**Directions for this task**
Your task is to copy each line that has the word "Antall".

Recorded data
----

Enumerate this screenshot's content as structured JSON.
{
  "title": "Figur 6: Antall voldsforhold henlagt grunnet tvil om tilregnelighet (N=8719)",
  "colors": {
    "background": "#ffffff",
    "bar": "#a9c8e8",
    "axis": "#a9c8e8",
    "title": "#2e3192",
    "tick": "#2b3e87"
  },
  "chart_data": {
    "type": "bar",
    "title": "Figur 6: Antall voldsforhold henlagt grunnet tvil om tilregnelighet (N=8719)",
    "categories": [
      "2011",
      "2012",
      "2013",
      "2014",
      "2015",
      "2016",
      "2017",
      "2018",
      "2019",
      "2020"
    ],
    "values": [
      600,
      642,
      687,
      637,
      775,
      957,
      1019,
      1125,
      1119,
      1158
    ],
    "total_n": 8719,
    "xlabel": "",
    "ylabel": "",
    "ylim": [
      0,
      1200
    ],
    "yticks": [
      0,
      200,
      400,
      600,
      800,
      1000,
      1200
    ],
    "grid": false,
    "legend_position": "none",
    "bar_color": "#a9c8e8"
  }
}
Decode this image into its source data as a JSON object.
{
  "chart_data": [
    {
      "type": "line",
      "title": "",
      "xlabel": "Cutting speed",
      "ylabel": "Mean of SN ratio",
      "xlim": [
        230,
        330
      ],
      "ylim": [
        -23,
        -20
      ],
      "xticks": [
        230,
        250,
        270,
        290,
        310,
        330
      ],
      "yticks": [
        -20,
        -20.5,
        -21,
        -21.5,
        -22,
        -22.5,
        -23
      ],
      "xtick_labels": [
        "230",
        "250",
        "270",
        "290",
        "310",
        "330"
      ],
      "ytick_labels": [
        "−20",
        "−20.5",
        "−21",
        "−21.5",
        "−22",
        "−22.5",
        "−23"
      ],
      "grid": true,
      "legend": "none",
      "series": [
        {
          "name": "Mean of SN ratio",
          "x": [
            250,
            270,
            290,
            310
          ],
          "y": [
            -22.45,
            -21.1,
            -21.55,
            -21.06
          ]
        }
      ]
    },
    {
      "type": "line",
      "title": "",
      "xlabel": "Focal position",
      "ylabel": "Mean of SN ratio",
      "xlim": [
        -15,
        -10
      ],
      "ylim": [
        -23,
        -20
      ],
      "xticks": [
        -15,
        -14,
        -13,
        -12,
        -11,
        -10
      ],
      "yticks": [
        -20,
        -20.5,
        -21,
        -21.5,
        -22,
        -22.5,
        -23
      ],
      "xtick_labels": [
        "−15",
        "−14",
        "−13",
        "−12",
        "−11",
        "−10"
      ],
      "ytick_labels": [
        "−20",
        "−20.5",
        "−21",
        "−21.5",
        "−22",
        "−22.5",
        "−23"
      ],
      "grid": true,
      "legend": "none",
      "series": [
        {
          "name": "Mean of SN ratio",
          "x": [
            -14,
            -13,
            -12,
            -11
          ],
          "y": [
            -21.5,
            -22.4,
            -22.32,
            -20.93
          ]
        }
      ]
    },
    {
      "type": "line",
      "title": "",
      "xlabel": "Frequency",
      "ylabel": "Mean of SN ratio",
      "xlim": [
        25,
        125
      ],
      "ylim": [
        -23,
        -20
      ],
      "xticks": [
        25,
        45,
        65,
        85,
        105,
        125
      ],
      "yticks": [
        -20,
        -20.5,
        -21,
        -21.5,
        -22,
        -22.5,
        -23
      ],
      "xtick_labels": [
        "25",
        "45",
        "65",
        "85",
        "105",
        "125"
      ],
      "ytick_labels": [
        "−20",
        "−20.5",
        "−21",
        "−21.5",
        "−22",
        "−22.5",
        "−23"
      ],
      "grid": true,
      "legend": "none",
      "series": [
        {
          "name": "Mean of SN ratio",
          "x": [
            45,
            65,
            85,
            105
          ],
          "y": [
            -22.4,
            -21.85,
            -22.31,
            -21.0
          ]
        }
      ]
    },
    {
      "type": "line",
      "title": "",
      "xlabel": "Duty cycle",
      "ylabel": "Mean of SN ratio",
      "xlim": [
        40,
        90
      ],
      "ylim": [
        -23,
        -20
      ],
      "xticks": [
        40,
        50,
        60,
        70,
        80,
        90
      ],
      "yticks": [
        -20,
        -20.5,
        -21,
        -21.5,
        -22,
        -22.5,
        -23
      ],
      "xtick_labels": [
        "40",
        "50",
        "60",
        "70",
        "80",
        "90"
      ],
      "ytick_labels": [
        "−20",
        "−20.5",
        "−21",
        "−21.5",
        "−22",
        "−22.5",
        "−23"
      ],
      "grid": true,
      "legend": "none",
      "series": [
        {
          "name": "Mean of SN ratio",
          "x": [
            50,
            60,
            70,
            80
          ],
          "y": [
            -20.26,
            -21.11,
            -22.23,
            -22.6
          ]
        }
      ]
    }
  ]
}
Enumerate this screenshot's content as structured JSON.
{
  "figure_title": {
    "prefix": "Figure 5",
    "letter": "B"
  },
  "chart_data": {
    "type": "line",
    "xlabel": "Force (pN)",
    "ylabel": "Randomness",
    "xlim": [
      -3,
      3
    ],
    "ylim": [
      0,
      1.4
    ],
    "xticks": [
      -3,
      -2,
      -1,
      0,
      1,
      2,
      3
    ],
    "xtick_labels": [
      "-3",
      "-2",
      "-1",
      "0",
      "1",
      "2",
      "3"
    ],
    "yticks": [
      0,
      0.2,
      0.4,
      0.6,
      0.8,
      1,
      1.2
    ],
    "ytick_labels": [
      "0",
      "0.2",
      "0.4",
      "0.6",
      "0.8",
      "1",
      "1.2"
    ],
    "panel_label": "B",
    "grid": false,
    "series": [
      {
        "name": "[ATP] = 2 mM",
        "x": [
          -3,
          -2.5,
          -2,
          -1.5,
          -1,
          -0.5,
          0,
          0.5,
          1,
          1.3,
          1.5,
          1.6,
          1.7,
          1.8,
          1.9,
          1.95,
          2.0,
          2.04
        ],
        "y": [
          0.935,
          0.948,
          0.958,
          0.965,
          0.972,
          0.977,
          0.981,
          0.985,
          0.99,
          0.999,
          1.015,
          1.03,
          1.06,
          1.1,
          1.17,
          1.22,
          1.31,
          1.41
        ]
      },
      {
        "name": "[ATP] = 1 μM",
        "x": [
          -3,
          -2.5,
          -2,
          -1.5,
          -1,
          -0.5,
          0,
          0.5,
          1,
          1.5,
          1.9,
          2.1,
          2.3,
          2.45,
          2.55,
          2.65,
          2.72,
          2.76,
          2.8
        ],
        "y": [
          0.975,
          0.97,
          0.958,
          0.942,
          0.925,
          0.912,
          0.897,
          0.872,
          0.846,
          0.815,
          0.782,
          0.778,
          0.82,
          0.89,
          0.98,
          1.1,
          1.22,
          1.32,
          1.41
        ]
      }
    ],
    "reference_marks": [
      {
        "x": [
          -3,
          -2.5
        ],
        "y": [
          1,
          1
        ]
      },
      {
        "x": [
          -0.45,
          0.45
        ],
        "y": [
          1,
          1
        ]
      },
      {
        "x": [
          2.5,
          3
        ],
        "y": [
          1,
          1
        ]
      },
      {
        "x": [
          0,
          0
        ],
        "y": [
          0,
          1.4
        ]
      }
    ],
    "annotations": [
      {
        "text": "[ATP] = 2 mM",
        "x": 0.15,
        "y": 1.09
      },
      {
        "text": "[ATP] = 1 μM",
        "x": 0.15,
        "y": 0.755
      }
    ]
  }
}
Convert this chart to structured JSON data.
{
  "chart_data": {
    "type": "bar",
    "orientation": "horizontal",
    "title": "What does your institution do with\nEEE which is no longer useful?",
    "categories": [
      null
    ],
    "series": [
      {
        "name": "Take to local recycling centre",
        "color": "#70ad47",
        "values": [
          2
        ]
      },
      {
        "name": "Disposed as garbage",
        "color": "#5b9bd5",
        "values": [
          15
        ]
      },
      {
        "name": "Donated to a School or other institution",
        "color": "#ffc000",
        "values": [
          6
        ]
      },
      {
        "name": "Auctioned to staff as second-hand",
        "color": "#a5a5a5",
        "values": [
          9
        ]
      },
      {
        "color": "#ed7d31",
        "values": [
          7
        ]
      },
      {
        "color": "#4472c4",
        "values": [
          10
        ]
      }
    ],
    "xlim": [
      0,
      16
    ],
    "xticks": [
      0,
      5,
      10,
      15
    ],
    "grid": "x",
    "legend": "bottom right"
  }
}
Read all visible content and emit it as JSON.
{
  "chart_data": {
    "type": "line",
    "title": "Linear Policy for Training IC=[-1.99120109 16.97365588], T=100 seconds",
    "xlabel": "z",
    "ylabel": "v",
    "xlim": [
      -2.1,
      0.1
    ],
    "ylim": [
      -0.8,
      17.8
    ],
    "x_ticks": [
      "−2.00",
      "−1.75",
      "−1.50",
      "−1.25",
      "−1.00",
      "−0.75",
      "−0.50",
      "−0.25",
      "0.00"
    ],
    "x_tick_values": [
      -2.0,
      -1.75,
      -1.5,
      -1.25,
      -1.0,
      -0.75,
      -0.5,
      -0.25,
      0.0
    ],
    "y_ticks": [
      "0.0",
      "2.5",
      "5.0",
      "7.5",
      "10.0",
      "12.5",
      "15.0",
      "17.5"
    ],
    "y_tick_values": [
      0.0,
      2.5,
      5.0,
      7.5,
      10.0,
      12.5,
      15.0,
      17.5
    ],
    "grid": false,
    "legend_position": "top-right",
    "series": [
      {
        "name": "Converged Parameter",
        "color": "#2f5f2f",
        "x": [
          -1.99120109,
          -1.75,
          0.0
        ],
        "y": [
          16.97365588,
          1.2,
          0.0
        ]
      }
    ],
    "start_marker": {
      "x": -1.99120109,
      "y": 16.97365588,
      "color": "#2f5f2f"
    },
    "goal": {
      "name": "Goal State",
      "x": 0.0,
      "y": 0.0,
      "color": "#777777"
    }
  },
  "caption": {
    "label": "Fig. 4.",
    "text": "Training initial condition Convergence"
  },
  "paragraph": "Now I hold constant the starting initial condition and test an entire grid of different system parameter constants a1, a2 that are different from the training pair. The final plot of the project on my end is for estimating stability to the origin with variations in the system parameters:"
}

----

**Task response**
  "title": "Figur 6: Antall voldsforhold henlagt grunnet tvil om tilregnelighet (N=8719)",
    "title": "Figur 6: Antall voldsforhold henlagt grunnet tvil om tilregnelighet (N=8719)",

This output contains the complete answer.